[Available records start]

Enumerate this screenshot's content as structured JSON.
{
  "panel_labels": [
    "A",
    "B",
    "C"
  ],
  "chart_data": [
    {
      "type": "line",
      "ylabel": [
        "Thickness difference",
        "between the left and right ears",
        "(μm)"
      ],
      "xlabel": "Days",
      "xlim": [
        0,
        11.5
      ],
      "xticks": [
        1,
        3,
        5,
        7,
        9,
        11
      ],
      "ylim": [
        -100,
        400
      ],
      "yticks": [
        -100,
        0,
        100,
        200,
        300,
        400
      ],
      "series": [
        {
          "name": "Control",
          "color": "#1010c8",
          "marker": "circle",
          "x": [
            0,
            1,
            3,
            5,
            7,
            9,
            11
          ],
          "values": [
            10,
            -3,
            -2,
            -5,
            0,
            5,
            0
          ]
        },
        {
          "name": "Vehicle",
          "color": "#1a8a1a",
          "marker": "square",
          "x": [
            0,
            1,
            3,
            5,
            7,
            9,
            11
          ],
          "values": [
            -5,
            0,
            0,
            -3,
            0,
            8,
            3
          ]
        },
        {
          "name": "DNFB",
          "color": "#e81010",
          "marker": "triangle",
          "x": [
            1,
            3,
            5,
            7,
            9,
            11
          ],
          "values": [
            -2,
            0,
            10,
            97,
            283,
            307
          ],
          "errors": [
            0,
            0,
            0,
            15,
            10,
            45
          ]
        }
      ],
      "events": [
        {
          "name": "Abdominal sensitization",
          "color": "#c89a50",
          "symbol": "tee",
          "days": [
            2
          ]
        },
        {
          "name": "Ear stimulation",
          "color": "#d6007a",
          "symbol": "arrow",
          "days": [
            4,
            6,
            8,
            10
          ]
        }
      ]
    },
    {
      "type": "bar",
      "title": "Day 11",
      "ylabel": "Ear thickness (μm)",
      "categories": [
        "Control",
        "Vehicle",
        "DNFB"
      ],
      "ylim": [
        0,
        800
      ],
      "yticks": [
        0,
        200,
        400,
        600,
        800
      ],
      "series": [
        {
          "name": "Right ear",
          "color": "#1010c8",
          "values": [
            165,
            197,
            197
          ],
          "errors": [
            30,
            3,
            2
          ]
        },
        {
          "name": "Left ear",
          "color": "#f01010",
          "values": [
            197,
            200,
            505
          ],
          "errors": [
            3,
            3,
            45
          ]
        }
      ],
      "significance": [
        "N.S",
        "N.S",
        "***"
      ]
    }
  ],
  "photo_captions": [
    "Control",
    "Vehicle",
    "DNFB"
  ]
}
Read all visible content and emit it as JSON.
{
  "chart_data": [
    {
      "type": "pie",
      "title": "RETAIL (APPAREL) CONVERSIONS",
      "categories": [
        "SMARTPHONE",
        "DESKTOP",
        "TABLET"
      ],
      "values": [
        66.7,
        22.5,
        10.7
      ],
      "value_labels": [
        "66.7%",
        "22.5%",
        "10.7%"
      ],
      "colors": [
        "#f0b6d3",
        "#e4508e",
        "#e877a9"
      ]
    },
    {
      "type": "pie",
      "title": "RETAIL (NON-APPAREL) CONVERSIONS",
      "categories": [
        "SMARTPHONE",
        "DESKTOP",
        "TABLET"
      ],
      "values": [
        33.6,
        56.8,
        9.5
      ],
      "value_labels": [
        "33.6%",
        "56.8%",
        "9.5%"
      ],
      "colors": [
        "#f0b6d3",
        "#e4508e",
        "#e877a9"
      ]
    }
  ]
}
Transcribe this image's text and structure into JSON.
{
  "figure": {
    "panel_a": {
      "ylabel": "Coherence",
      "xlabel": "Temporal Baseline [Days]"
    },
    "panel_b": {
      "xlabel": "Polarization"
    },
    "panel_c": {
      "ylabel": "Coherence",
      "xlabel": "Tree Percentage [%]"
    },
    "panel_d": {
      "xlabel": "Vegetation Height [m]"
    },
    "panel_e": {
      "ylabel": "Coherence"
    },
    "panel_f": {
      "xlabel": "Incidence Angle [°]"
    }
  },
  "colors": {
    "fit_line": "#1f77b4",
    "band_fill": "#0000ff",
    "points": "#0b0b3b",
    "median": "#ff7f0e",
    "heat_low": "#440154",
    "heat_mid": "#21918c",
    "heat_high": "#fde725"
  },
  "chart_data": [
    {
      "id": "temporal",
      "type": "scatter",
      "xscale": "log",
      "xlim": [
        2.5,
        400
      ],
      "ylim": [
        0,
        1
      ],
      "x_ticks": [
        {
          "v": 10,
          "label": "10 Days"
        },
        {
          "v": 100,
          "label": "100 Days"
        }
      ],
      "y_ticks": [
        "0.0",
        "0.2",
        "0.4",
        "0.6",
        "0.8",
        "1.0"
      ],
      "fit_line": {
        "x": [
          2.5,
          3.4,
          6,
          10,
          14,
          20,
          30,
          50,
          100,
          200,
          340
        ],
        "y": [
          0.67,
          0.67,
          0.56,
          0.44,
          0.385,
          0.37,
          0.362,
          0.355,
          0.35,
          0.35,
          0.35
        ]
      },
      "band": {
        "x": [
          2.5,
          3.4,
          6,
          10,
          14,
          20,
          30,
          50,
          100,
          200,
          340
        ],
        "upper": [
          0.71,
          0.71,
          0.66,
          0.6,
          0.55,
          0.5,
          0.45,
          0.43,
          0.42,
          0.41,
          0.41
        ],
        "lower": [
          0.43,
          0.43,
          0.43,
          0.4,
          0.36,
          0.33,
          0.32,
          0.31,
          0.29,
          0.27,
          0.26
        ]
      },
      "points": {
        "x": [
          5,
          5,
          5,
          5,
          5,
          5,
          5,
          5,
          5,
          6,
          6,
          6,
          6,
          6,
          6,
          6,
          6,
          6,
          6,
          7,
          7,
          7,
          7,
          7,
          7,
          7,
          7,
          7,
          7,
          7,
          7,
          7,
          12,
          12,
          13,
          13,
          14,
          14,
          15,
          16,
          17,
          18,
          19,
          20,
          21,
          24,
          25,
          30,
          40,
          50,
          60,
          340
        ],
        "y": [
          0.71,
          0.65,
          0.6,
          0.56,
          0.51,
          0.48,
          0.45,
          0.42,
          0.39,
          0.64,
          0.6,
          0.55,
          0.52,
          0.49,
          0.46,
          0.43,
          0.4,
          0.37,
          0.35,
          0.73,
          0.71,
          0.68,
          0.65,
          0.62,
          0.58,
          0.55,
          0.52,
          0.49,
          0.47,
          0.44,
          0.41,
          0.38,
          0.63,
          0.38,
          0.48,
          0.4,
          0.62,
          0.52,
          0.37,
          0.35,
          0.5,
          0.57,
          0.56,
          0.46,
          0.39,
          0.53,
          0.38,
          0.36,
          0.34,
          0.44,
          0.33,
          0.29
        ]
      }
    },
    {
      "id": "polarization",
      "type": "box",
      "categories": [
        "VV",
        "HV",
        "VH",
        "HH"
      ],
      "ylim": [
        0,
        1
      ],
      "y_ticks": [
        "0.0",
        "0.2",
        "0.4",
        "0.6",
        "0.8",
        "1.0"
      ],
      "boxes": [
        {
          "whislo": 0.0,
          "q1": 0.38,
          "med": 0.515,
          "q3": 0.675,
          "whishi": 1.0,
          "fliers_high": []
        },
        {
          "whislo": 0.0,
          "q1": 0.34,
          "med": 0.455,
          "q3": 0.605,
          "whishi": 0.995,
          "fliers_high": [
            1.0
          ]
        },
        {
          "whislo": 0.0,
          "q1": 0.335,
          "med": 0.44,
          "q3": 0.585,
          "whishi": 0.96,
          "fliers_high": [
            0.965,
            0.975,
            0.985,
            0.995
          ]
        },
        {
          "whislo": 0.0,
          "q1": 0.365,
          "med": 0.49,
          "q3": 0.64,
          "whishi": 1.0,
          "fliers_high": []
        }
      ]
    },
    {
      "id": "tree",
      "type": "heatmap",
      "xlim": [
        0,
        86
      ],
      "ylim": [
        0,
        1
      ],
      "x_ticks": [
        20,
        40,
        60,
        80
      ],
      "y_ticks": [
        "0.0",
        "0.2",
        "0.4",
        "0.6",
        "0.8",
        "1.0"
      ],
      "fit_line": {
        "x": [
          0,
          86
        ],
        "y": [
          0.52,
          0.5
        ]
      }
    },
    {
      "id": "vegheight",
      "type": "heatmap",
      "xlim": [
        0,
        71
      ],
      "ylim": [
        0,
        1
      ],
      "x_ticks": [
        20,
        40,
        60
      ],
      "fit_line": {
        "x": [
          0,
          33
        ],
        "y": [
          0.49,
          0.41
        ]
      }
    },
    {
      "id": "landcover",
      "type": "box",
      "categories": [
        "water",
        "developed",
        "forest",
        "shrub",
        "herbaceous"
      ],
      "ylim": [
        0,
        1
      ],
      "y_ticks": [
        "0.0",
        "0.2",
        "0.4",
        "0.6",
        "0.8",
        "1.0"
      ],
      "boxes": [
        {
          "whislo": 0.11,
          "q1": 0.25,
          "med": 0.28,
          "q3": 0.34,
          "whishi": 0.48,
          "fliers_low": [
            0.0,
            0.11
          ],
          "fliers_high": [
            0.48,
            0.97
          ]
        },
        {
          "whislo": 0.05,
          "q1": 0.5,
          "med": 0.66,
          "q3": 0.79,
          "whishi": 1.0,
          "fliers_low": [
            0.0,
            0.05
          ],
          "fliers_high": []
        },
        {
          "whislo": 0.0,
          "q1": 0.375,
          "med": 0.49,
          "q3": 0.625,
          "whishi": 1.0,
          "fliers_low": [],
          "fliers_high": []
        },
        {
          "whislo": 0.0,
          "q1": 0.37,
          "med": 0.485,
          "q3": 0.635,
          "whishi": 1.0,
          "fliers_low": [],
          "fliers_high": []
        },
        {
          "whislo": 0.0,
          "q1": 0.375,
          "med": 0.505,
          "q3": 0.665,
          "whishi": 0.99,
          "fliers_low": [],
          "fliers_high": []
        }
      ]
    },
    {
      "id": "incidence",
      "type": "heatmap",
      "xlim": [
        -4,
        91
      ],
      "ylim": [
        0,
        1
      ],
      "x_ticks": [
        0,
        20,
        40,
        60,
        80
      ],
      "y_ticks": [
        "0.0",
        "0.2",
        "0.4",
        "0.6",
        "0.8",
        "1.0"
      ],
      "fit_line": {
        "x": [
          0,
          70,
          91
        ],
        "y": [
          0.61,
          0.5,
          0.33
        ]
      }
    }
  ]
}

[Available records end]

# What the task asks
Go through the records. Copy each line where "title" appears.

# Problem solution
      "title": "Day 11",
      "title": "RETAIL (APPAREL) CONVERSIONS",
      "title": "RETAIL (NON-APPAREL) CONVERSIONS",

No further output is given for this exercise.